• _What to do_: Extract the complete data exactly as given.

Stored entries
————————

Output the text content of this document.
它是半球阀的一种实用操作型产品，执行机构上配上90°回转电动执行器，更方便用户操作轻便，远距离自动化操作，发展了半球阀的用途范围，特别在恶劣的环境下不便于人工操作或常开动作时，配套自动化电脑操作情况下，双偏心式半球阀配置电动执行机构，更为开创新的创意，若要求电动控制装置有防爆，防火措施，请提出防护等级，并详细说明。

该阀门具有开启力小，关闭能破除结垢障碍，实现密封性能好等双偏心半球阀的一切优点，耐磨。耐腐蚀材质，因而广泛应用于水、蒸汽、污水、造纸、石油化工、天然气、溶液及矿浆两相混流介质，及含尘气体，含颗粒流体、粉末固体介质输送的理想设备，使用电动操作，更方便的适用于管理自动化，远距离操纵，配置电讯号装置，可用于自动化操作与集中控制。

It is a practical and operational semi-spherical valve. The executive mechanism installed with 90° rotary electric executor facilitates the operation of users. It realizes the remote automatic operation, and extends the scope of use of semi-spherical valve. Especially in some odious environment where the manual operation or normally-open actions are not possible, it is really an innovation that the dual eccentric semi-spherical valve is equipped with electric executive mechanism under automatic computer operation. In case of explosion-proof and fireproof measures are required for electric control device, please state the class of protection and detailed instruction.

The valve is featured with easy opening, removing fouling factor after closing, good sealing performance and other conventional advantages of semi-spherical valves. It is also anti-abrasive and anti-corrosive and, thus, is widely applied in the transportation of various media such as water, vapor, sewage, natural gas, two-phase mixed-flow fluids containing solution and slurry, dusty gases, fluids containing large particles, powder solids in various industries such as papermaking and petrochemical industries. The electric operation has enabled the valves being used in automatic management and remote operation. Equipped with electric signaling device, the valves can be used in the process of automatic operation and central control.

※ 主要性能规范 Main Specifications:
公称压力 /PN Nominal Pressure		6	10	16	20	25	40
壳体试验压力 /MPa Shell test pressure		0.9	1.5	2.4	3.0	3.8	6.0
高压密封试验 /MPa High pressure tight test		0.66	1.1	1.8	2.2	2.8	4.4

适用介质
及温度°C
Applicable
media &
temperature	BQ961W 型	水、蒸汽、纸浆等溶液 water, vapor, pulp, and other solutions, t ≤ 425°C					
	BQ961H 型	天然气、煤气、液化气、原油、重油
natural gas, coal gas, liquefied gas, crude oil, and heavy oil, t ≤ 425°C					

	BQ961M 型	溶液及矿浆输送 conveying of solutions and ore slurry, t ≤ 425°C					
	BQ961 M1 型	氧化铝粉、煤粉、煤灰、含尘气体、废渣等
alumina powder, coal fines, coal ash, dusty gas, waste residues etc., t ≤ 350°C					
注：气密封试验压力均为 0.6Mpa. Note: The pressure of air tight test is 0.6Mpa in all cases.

————————

• _Final result_:
Output the text content of this document.
它是半球阀的一种实用操作型产品，执行机构上配上90°回转电动执行器，更方便用户操作轻便，远距离自动化操作，发展了半球阀的用途范围，特别在恶劣的环境下不便于人工操作或常开动作时，配套自动化电脑操作情况下，双偏心式半球阀配置电动执行机构，更为开创新的创意，若要求电动控制装置有防爆，防火措施，请提出防护等级，并详细说明。

该阀门具有开启力小，关闭能破除结垢障碍，实现密封性能好等双偏心半球阀的一切优点，耐磨。耐腐蚀材质，因而广泛应用于水、蒸汽、污水、造纸、石油化工、天然气、溶液及矿浆两相混流介质，及含尘气体，含颗粒流体、粉末固体介质输送的理想设备，使用电动操作，更方便的适用于管理自动化，远距离操纵，配置电讯号装置，可用于自动化操作与集中控制。

It is a practical and operational semi-spherical valve. The executive mechanism installed with 90° rotary electric executor facilitates the operation of users. It realizes the remote automatic operation, and extends the scope of use of semi-spherical valve. Especially in some odious environment where the manual operation or normally-open actions are not possible, it is really an innovation that the dual eccentric semi-spherical valve is equipped with electric executive mechanism under automatic computer operation. In case of explosion-proof and fireproof measures are required for electric control device, please state the class of protection and detailed instruction.

The valve is featured with easy opening, removing fouling factor after closing, good sealing performance and other conventional advantages of semi-spherical valves. It is also anti-abrasive and anti-corrosive and, thus, is widely applied in the transportation of various media such as water, vapor, sewage, natural gas, two-phase mixed-flow fluids containing solution and slurry, dusty gases, fluids containing large particles, powder solids in various industries such as papermaking and petrochemical industries. The electric operation has enabled the valves being used in automatic management and remote operation. Equipped with electric signaling device, the valves can be used in the process of automatic operation and central control.

※ 主要性能规范 Main Specifications:
公称压力 /PN Nominal Pressure		6	10	16	20	25	40
壳体试验压力 /MPa Shell test pressure		0.9	1.5	2.4	3.0	3.8	6.0
高压密封试验 /MPa High pressure tight test		0.66	1.1	1.8	2.2	2.8	4.4

适用介质
及温度°C
Applicable
media &
temperature	BQ961W 型	水、蒸汽、纸浆等溶液 water, vapor, pulp, and other solutions, t ≤ 425°C					
	BQ961H 型	天然气、煤气、液化气、原油、重油
natural gas, coal gas, liquefied gas, crude oil, and heavy oil, t ≤ 425°C					

	BQ961M 型	溶液及矿浆输送 conveying of solutions and ore slurry, t ≤ 425°C					
	BQ961 M1 型	氧化铝粉、煤粉、煤灰、含尘气体、废渣等
alumina powder, coal fines, coal ash, dusty gas, waste residues etc., t ≤ 350°C					
注：气密封试验压力均为 0.6Mpa. Note: The pressure of air tight test is 0.6Mpa in all cases.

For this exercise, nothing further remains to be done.